SUPPLIED MATERIAL
[start]

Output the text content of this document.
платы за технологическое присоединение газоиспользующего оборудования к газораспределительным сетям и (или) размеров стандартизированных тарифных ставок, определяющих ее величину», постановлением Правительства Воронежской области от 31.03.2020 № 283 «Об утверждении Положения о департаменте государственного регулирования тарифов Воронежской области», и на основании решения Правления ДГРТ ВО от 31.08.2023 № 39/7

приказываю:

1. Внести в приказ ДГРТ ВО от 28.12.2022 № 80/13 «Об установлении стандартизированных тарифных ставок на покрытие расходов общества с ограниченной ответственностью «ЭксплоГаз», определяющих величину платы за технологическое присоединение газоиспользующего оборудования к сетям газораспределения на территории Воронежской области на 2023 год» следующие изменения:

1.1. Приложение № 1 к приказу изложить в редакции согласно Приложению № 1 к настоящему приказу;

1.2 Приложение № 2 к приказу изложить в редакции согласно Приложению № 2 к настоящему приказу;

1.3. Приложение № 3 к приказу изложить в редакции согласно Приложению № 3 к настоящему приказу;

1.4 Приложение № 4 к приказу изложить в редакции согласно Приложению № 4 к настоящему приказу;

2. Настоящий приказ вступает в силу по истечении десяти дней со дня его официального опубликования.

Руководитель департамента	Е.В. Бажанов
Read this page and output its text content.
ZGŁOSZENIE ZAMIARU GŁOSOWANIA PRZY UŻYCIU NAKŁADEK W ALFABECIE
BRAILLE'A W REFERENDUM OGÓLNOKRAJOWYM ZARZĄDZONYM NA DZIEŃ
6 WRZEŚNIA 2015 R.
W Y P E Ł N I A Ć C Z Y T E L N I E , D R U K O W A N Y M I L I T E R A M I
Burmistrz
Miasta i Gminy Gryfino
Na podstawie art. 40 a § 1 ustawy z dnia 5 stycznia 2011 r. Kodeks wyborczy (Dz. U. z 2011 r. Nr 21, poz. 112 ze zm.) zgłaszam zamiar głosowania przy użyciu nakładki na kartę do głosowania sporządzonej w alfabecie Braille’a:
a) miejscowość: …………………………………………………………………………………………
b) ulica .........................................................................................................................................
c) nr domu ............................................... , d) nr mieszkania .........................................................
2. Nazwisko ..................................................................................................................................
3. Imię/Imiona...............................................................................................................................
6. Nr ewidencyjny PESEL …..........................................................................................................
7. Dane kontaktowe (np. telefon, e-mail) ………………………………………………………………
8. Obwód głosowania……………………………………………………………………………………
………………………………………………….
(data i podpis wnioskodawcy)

[end]

Take the line in which "Read this page and output its text content." occurs and each subsequent line through the end; give these lines again without alteration.

TASK OUTPUT
Read this page and output its text content.
ZGŁOSZENIE ZAMIARU GŁOSOWANIA PRZY UŻYCIU NAKŁADEK W ALFABECIE
BRAILLE'A W REFERENDUM OGÓLNOKRAJOWYM ZARZĄDZONYM NA DZIEŃ
6 WRZEŚNIA 2015 R.
W Y P E Ł N I A Ć C Z Y T E L N I E , D R U K O W A N Y M I L I T E R A M I
Burmistrz
Miasta i Gminy Gryfino
Na podstawie art. 40 a § 1 ustawy z dnia 5 stycznia 2011 r. Kodeks wyborczy (Dz. U. z 2011 r. Nr 21, poz. 112 ze zm.) zgłaszam zamiar głosowania przy użyciu nakładki na kartę do głosowania sporządzonej w alfabecie Braille’a:
a) miejscowość: …………………………………………………………………………………………
b) ulica .........................................................................................................................................
c) nr domu ............................................... , d) nr mieszkania .........................................................
2. Nazwisko ..................................................................................................................................
3. Imię/Imiona...............................................................................................................................
6. Nr ewidencyjny PESEL …..........................................................................................................
7. Dane kontaktowe (np. telefon, e-mail) ………………………………………………………………
8. Obwód głosowania……………………………………………………………………………………
………………………………………………….
(data i podpis wnioskodawcy)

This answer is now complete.